Instrução dada A =>
Como você resumiria em duas frases o trecho sobre as investigações da CVM contra a Petrobras?

Trecho citado =>
────────────────────────────────────────

A autarquia rejeitou o TC em outubro do ano passado. Em anúncio ao mercado, a CVM informou que “entendeu que as propostas apresentadas ainda não eram suficientes para desestimular práticas de condutas semelhantes”.

Termo de Compromisso é um documento por meio do qual pessoas físicas ou companhias se comprometem a não repetir uma conduta ilícita no mercado, realizando o pagamento de multa. Em troca, ganha o direito de ter seu processo administrativo sancionador suspenso, caso a proposta seja aprovada pela diretoria colegiada da autarquia. O dinheiro oriundo de Termos de Compromisso e de multas aplicadas pela CVM vão, em regra, diretamente para o caixa da União.

Capítulo 3

As investigações contra a estatal

Inquéritos e processos

No total, são cinco inquéritos administrativos tramitando na CVM sobre a Petrobras, na Superintendência de Processos Sancionadores. Nessa fase, a CVM levanta e apura as informações coletadas para, futuramente, formular uma acusação. Outros cinco processos já tiveram acusação formulada pela área técnica.

Em um deles, são aguardados os depoimentos de Nestor Cerveró e Pedro Barusco no órgão regulador, que está apurando irregularidades na contratação da SBM Offshore, empresa holandesa que presta serviços à indústria do Petróleo.

O ex-diretor da área internacional da Petrobras e o ex-gerente de serviços da estatal terão de esclarecer o processo de contratação da SBM Offshore por parte da Petrobras. A empresa holandesa fechou acordo de leniência com o MPF na operação Lava Jato.

A construção da Refinaria de Abreu e Lima também é alvo de investigação. A CVM investiga o caso a pedido dos acionistas minoritários da estatal, já que a refinaria causou prejuízo de US$ 3,2 bilhões à Petrobras. O dado foi divulgado em um relatório de auditoria interna, em 2015.

A construção do Complexo Petroquímico do Rio de Janeiro (Comperj) também é investigada pela CVM. Na Lava Jato, a força-tarefa abriu inquérito para apurar corrupção em contratos do complexo.

A compra da Refinaria de Pasadena pela Petrobras está igualmente na mira da CVM. O caso chegou à autarquia após denúncia de acionistas da Petrobras. A compra da refinaria causou um prejuízo de US$ 1 bilhão à estatal.

Eventuais casos ligados à Braskem também podem vir a ser apreciados pelo colegiado da CVM.

────────────────────────────────────────

Listagem extraída =>
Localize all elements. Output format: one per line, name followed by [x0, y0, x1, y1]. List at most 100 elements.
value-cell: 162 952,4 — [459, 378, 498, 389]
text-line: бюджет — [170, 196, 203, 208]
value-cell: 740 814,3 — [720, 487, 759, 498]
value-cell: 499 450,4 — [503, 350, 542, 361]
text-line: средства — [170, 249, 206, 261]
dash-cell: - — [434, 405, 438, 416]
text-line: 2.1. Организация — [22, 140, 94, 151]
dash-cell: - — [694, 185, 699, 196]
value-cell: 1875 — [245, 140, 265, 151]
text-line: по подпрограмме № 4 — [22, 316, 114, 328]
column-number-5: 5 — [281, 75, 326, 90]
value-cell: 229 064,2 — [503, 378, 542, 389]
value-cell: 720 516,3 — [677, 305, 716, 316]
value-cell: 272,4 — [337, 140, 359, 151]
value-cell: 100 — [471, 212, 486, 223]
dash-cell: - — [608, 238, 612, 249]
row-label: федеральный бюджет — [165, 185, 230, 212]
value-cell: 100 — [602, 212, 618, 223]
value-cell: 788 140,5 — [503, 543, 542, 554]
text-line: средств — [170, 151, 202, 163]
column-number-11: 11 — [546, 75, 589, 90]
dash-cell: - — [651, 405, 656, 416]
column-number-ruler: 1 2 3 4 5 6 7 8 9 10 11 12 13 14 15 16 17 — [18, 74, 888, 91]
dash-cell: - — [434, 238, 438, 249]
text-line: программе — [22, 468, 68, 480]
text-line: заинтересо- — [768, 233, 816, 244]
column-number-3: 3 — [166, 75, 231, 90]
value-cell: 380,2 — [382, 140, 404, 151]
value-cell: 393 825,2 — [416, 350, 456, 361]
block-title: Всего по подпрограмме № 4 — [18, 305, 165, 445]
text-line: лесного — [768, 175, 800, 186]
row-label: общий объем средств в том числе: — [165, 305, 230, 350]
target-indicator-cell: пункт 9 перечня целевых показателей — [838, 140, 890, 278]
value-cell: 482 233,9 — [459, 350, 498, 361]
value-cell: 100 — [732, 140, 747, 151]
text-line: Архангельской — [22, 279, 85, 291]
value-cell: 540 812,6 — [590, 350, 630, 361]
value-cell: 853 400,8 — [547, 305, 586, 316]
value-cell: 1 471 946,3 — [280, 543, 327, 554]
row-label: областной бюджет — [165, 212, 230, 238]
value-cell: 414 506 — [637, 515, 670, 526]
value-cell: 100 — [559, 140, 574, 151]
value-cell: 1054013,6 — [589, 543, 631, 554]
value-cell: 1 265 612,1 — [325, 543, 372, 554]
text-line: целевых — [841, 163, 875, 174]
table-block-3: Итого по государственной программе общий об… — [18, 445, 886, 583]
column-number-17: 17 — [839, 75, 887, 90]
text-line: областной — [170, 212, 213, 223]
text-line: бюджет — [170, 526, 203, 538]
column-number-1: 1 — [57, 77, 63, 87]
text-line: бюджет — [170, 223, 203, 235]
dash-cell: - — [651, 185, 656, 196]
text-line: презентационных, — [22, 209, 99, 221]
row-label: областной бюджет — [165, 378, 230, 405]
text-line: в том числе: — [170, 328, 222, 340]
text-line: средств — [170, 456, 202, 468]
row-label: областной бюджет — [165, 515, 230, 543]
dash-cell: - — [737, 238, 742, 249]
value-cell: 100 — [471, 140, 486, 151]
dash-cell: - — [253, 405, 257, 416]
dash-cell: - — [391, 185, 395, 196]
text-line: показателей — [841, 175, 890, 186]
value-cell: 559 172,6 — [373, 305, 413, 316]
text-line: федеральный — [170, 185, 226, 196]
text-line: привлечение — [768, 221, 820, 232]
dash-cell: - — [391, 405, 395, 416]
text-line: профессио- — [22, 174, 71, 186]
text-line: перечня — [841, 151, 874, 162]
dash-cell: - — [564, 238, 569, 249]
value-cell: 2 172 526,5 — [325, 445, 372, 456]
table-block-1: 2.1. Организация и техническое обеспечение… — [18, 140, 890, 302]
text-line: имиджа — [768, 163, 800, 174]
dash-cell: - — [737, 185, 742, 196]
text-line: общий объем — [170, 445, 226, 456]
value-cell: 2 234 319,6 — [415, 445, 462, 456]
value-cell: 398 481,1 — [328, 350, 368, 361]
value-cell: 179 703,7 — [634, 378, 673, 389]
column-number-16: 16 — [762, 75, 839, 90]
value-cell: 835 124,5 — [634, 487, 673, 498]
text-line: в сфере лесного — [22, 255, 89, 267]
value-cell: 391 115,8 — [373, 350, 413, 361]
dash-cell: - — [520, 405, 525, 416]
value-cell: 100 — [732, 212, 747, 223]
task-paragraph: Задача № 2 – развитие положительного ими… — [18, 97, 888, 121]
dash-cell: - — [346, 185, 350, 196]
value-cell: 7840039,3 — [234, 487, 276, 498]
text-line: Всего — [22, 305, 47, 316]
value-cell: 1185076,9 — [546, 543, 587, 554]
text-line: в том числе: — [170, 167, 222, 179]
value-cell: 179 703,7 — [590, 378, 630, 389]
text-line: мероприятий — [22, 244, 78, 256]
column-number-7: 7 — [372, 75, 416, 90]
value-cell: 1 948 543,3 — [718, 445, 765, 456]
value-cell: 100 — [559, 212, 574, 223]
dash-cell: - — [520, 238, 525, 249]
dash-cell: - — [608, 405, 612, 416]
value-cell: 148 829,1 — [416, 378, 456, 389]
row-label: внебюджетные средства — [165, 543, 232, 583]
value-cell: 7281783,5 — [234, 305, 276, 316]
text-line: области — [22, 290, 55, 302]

────────────────────────────────────────

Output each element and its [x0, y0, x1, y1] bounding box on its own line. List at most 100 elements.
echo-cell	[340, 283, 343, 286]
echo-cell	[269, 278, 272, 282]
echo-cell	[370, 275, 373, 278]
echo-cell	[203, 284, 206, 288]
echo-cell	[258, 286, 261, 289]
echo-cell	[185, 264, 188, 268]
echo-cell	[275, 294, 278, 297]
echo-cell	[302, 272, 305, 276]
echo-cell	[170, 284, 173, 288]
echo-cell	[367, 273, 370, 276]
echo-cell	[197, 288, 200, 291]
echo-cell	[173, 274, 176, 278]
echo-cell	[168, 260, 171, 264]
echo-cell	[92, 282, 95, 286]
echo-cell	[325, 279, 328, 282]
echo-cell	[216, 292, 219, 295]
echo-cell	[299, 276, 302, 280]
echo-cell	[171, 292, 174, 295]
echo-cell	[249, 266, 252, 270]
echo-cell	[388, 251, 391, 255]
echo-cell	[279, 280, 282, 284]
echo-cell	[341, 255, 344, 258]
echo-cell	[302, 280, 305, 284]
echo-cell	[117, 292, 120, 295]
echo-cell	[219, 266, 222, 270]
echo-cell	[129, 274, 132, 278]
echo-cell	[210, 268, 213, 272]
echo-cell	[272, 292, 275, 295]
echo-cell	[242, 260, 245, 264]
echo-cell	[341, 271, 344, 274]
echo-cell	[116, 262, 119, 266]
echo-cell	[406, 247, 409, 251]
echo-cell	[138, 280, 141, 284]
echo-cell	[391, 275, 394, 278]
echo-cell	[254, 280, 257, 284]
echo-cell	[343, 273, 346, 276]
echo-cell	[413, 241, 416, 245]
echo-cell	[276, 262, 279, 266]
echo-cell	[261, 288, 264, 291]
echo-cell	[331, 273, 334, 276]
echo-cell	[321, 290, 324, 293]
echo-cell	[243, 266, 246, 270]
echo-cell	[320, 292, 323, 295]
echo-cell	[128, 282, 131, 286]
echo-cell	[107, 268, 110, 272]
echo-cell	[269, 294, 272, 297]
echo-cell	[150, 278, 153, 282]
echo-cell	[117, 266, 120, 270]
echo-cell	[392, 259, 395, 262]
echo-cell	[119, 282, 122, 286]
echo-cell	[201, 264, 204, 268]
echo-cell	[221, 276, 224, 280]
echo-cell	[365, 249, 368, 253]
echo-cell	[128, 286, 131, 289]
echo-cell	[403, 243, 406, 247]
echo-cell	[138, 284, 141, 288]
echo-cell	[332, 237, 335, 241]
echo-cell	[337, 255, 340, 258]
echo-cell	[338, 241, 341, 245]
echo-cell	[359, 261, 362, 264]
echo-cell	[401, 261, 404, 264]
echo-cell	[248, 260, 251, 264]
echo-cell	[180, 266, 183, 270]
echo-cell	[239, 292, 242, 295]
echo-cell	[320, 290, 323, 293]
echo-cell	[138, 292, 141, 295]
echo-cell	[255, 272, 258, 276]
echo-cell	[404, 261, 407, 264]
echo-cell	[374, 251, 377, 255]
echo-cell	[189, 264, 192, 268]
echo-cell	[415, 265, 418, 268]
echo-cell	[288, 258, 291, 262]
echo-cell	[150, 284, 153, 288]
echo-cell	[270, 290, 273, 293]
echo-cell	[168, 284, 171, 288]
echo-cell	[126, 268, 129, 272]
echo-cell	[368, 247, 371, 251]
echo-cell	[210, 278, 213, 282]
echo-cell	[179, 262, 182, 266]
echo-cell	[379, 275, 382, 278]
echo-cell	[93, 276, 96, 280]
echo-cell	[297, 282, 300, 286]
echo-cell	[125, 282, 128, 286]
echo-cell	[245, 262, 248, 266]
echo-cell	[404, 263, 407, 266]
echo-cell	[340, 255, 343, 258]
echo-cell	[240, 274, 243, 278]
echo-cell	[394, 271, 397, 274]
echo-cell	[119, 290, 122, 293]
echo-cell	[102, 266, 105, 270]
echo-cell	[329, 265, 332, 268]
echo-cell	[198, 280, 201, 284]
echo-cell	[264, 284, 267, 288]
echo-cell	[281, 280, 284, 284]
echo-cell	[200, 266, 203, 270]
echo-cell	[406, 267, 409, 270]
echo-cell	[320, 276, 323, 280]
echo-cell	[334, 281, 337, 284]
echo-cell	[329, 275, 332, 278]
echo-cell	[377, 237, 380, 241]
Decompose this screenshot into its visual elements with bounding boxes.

────────────────────────────────────────

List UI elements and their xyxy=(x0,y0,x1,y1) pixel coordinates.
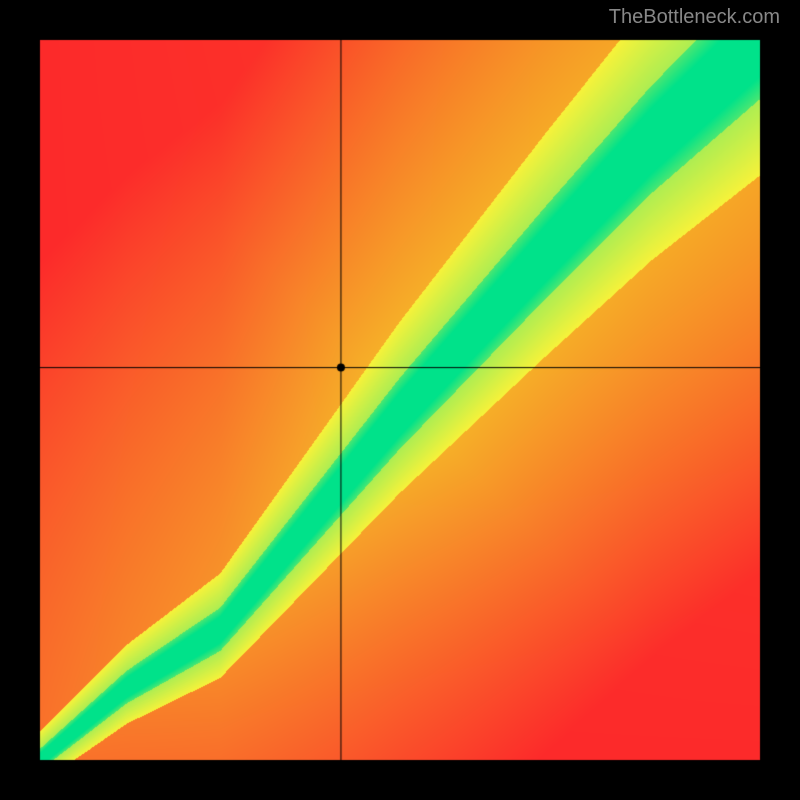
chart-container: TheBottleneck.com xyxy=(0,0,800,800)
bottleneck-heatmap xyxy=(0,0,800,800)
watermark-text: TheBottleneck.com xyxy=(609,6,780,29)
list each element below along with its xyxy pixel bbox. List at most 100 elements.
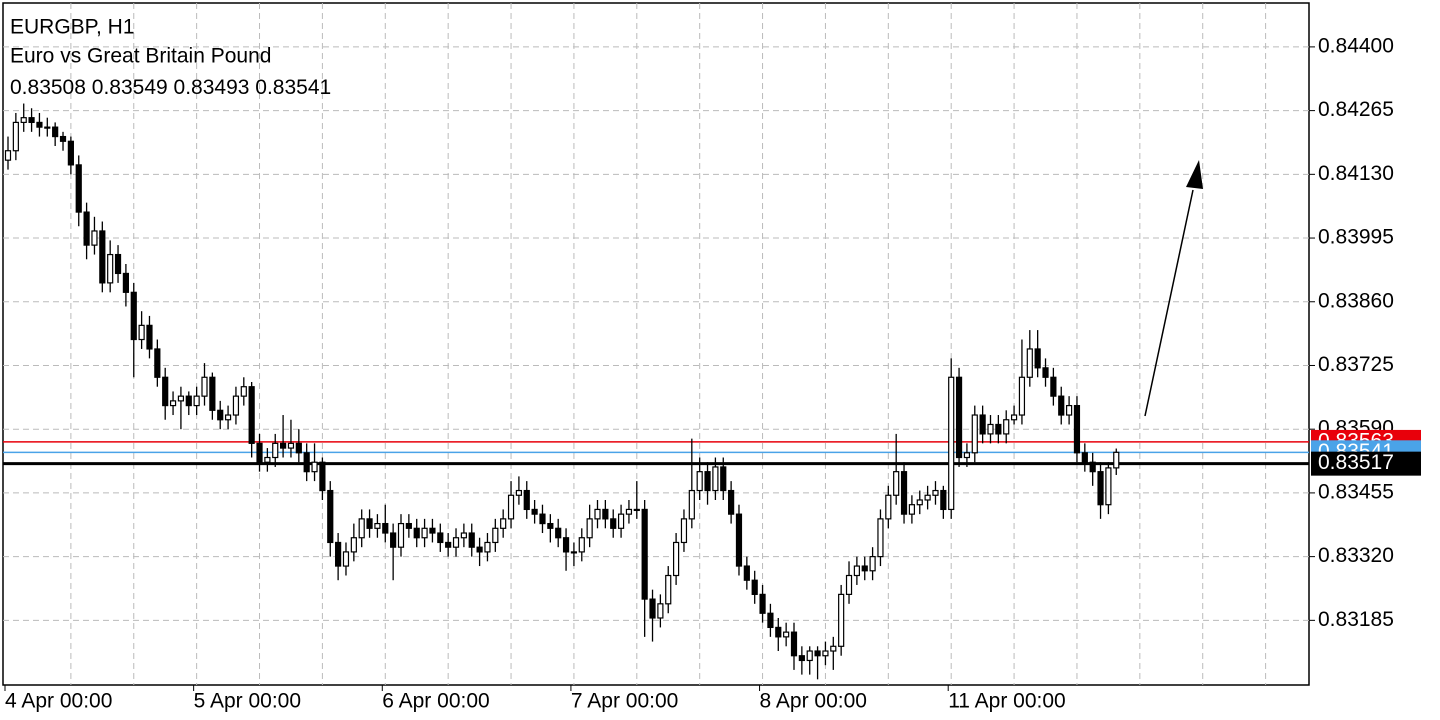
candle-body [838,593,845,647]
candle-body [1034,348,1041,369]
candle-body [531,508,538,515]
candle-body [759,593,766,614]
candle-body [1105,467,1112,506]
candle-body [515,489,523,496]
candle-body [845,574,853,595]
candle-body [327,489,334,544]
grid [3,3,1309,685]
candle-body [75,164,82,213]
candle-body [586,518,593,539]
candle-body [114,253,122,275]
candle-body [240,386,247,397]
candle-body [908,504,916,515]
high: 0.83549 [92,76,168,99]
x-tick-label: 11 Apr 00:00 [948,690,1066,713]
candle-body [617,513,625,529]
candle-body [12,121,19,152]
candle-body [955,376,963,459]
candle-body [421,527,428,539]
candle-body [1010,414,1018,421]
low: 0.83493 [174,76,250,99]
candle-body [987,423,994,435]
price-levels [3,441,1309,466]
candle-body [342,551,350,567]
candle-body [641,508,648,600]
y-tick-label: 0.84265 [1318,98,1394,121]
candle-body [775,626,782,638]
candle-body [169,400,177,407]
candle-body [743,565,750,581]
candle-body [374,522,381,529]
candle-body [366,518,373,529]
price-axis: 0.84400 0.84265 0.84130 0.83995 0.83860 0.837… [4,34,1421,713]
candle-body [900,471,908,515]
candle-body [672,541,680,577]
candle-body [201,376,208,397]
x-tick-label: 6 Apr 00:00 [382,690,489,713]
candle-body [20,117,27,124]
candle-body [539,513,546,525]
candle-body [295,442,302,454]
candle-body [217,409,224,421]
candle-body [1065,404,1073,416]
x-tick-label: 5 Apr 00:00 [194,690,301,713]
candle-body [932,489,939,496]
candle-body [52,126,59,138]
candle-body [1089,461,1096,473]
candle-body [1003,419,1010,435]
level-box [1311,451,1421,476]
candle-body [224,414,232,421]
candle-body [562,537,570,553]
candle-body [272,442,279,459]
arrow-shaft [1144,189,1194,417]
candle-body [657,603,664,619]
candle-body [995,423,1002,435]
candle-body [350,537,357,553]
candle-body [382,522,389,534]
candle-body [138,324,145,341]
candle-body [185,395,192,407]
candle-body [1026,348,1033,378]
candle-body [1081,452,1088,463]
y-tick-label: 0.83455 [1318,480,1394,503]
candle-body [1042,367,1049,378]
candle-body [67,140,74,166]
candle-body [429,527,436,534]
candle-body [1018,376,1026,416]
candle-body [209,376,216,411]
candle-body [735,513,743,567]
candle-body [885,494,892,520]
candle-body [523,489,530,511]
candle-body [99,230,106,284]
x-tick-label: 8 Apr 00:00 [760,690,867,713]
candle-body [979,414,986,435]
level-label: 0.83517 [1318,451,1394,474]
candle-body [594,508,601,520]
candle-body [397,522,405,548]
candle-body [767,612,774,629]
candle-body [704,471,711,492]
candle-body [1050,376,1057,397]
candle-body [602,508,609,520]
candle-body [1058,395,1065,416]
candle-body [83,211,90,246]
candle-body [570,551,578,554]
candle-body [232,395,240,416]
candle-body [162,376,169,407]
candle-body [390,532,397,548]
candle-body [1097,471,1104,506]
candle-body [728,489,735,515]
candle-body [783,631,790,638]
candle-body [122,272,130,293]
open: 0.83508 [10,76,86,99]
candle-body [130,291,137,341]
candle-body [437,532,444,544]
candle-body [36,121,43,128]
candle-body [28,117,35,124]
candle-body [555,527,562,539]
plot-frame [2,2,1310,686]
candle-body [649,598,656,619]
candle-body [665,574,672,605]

────────────────────────────────────────

Instrução dada B =>
Reescreva as linhas da listagem, da linha com "Localize all elements." até a linha com "dash-cell: - — [434, 405, 438, 416]", trocando "value-cell" por "number-cell" e deixando todo o resto igual.

Resposta escrita A =>
A CVM rejeitou o Termo de Compromisso em outubro do ano passado por considerar as propostas insuficientes para desestimular condutas semelhantes, e há cinco inquéritos administrativos sobre a Petrobras tramitando no órgão, além de cinco processos com acusação já formulada. Entre os casos apurados estão a contratação da SBM Offshore, a construção da Refinaria de Abreu e Lima e do Comperj e a compra da Refinaria de Pasadena.

Resposta escrita B =>
Localize all elements. Output format: one per line, name followed by [x0, y0, x1, y1]. List at most 100 elements.
number-cell: 162 952,4 — [459, 378, 498, 389]
text-line: бюджет — [170, 196, 203, 208]
number-cell: 740 814,3 — [720, 487, 759, 498]
number-cell: 499 450,4 — [503, 350, 542, 361]
text-line: средства — [170, 249, 206, 261]
dash-cell: - — [434, 405, 438, 416]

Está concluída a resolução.